• Exercise instructions: Find the string "title" and gather every line that holds it.
»»
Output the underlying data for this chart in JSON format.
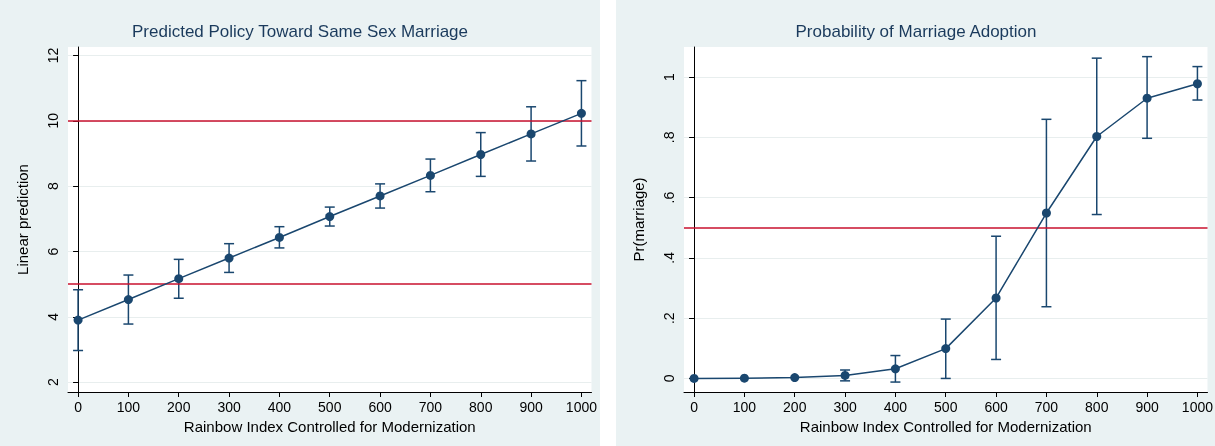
{
  "chart_data": [
    {
      "type": "line",
      "title": "Predicted Policy Toward Same Sex Marriage",
      "xlabel": "Rainbow Index Controlled for Modernization",
      "ylabel": "Linear prediction",
      "x": [
        0,
        100,
        200,
        300,
        400,
        500,
        600,
        700,
        800,
        900,
        1000
      ],
      "series": [
        {
          "color": "#1a476f",
          "values": [
            3.9,
            4.53,
            5.17,
            5.8,
            6.43,
            7.07,
            7.7,
            8.33,
            8.97,
            9.6,
            10.23
          ],
          "errors": [
            [
              2.97,
              4.83
            ],
            [
              3.78,
              5.28
            ],
            [
              4.57,
              5.76
            ],
            [
              5.36,
              6.24
            ],
            [
              6.11,
              6.76
            ],
            [
              6.78,
              7.36
            ],
            [
              7.33,
              8.07
            ],
            [
              7.83,
              8.83
            ],
            [
              8.3,
              9.64
            ],
            [
              8.77,
              10.43
            ],
            [
              9.23,
              11.23
            ]
          ]
        }
      ],
      "xlim": [
        -20,
        1020
      ],
      "xticks": [
        0,
        100,
        200,
        300,
        400,
        500,
        600,
        700,
        800,
        900,
        1000
      ],
      "ylim": [
        1.7,
        12.26
      ],
      "yticks": [
        2,
        4,
        6,
        8,
        10,
        12
      ],
      "ref_lines": [
        {
          "axis": "y",
          "value": 10,
          "color": "#c8102e"
        },
        {
          "axis": "y",
          "value": 5,
          "color": "#c8102e"
        }
      ],
      "grid": "y",
      "marker": "circle",
      "line_style": "solid"
    },
    {
      "type": "line",
      "title": "Probability of Marriage Adoption",
      "xlabel": "Rainbow Index Controlled for Modernization",
      "ylabel": "Pr(marriage)",
      "x": [
        0,
        100,
        200,
        300,
        400,
        500,
        600,
        700,
        800,
        900,
        1000
      ],
      "series": [
        {
          "color": "#1a476f",
          "values": [
            0,
            0.001,
            0.003,
            0.01,
            0.032,
            0.099,
            0.267,
            0.549,
            0.803,
            0.93,
            0.978
          ],
          "errors": [
            null,
            null,
            null,
            [
              -0.008,
              0.028
            ],
            [
              -0.012,
              0.076
            ],
            [
              0,
              0.197
            ],
            [
              0.063,
              0.472
            ],
            [
              0.238,
              0.86
            ],
            [
              0.544,
              1.063
            ],
            [
              0.797,
              1.068
            ],
            [
              0.924,
              1.035
            ]
          ]
        }
      ],
      "xlim": [
        -20,
        1020
      ],
      "xticks": [
        0,
        100,
        200,
        300,
        400,
        500,
        600,
        700,
        800,
        900,
        1000
      ],
      "ylim": [
        -0.045,
        1.1
      ],
      "yticks": [
        0,
        {
          "value": 0.2,
          "label": ".2"
        },
        {
          "value": 0.4,
          "label": ".4"
        },
        {
          "value": 0.6,
          "label": ".6"
        },
        {
          "value": 0.8,
          "label": ".8"
        },
        1
      ],
      "ref_lines": [
        {
          "axis": "y",
          "value": 0.5,
          "color": "#c8102e"
        }
      ],
      "grid": "y",
      "marker": "circle",
      "line_style": "solid"
    }
  ]
}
««
• Exercise answer:
      "title": "Predicted Policy Toward Same Sex Marriage",
      "title": "Probability of Marriage Adoption",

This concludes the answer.